Data to process:
++++++
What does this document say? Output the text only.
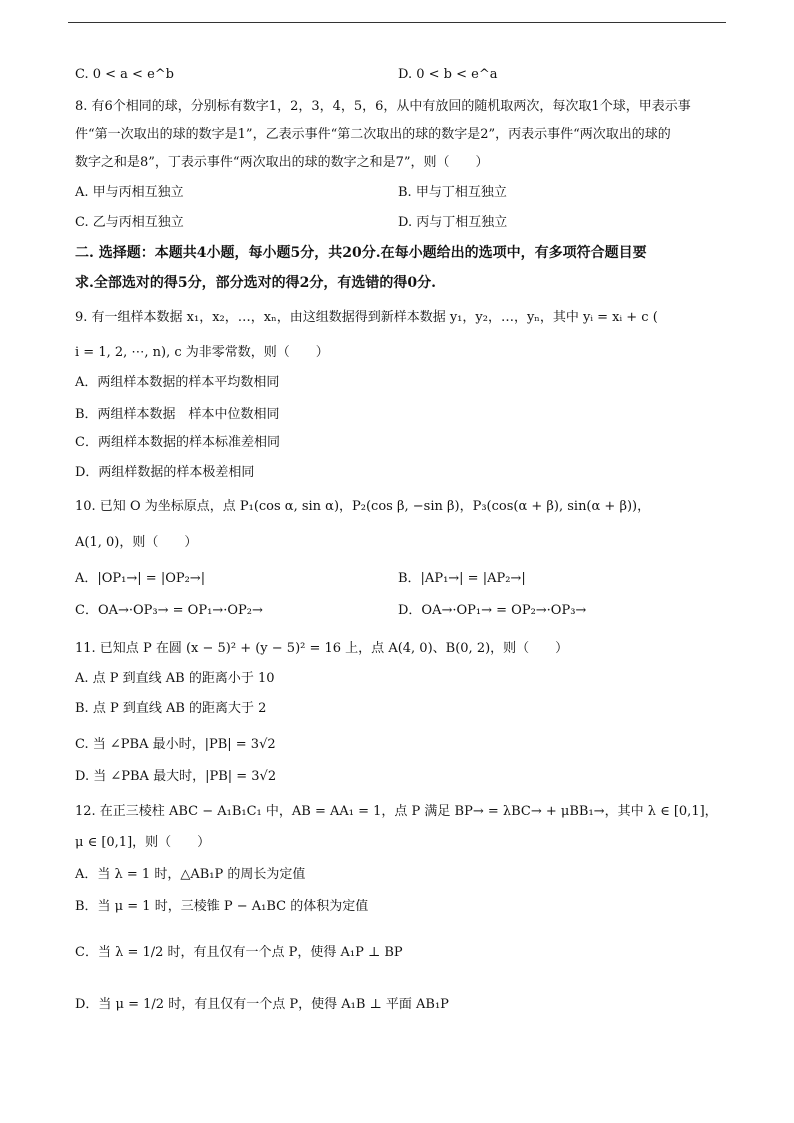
C. 0 < a < e^b	D. 0 < b < e^a
8. 有6个相同的球，分别标有数字1，2，3，4，5，6，从中有放回的随机取两次，每次取1个球，甲表示事
件“第一次取出的球的数字是1”，乙表示事件“第二次取出的球的数字是2”，丙表示事件“两次取出的球的
数字之和是8”，丁表示事件“两次取出的球的数字之和是7”，则（　　）
A. 甲与丙相互独立	B. 甲与丁相互独立
C. 乙与丙相互独立	D. 丙与丁相互独立
二. 选择题：本题共4小题，每小题5分，共20分.在每小题给出的选项中，有多项符合题目要
求.全部选对的得5分，部分选对的得2分，有选错的得0分.
9. 有一组样本数据 x₁，x₂，…，xₙ，由这组数据得到新样本数据 y₁，y₂，…，yₙ，其中 yᵢ = xᵢ + c (
i = 1, 2, ⋯, n), c 为非零常数，则（　　）
A．两组样本数据的样本平均数相同
B．两组样本数据　样本中位数相同
C．两组样本数据的样本标准差相同
D．两组样数据的样本极差相同
10. 已知 O 为坐标原点，点 P₁(cos α, sin α)，P₂(cos β, −sin β)，P₃(cos(α + β), sin(α + β))，
A(1, 0)，则（　　）
A．|OP₁→| = |OP₂→|	B．|AP₁→| = |AP₂→|
C．OA→·OP₃→ = OP₁→·OP₂→	D．OA→·OP₁→ = OP₂→·OP₃→
11. 已知点 P 在圆 (x − 5)² + (y − 5)² = 16 上，点 A(4, 0)、B(0, 2)，则（　　）
A. 点 P 到直线 AB 的距离小于 10
B. 点 P 到直线 AB 的距离大于 2
C. 当 ∠PBA 最小时，|PB| = 3√2
D. 当 ∠PBA 最大时，|PB| = 3√2
12. 在正三棱柱 ABC − A₁B₁C₁ 中，AB = AA₁ = 1，点 P 满足 BP→ = λBC→ + μBB₁→，其中 λ ∈ [0,1]，
μ ∈ [0,1]，则（　　）
A．当 λ = 1 时，△AB₁P 的周长为定值
B．当 μ = 1 时，三棱锥 P − A₁BC 的体积为定值
C．当 λ = 1/2 时，有且仅有一个点 P，使得 A₁P ⊥ BP
D．当 μ = 1/2 时，有且仅有一个点 P，使得 A₁B ⊥ 平面 AB₁P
++++++
Your instructions: Images should not appear in the copy; retype the listing above exactly.

Solution:
What does this document say? Output the text only.
C. 0 < a < e^b	D. 0 < b < e^a
8. 有6个相同的球，分别标有数字1，2，3，4，5，6，从中有放回的随机取两次，每次取1个球，甲表示事
件“第一次取出的球的数字是1”，乙表示事件“第二次取出的球的数字是2”，丙表示事件“两次取出的球的
数字之和是8”，丁表示事件“两次取出的球的数字之和是7”，则（　　）
A. 甲与丙相互独立	B. 甲与丁相互独立
C. 乙与丙相互独立	D. 丙与丁相互独立
二. 选择题：本题共4小题，每小题5分，共20分.在每小题给出的选项中，有多项符合题目要
求.全部选对的得5分，部分选对的得2分，有选错的得0分.
9. 有一组样本数据 x₁，x₂，…，xₙ，由这组数据得到新样本数据 y₁，y₂，…，yₙ，其中 yᵢ = xᵢ + c (
i = 1, 2, ⋯, n), c 为非零常数，则（　　）
A．两组样本数据的样本平均数相同
B．两组样本数据　样本中位数相同
C．两组样本数据的样本标准差相同
D．两组样数据的样本极差相同
10. 已知 O 为坐标原点，点 P₁(cos α, sin α)，P₂(cos β, −sin β)，P₃(cos(α + β), sin(α + β))，
A(1, 0)，则（　　）
A．|OP₁→| = |OP₂→|	B．|AP₁→| = |AP₂→|
C．OA→·OP₃→ = OP₁→·OP₂→	D．OA→·OP₁→ = OP₂→·OP₃→
11. 已知点 P 在圆 (x − 5)² + (y − 5)² = 16 上，点 A(4, 0)、B(0, 2)，则（　　）
A. 点 P 到直线 AB 的距离小于 10
B. 点 P 到直线 AB 的距离大于 2
C. 当 ∠PBA 最小时，|PB| = 3√2
D. 当 ∠PBA 最大时，|PB| = 3√2
12. 在正三棱柱 ABC − A₁B₁C₁ 中，AB = AA₁ = 1，点 P 满足 BP→ = λBC→ + μBB₁→，其中 λ ∈ [0,1]，
μ ∈ [0,1]，则（　　）
A．当 λ = 1 时，△AB₁P 的周长为定值
B．当 μ = 1 时，三棱锥 P − A₁BC 的体积为定值
C．当 λ = 1/2 时，有且仅有一个点 P，使得 A₁P ⊥ BP
D．当 μ = 1/2 时，有且仅有一个点 P，使得 A₁B ⊥ 平面 AB₁P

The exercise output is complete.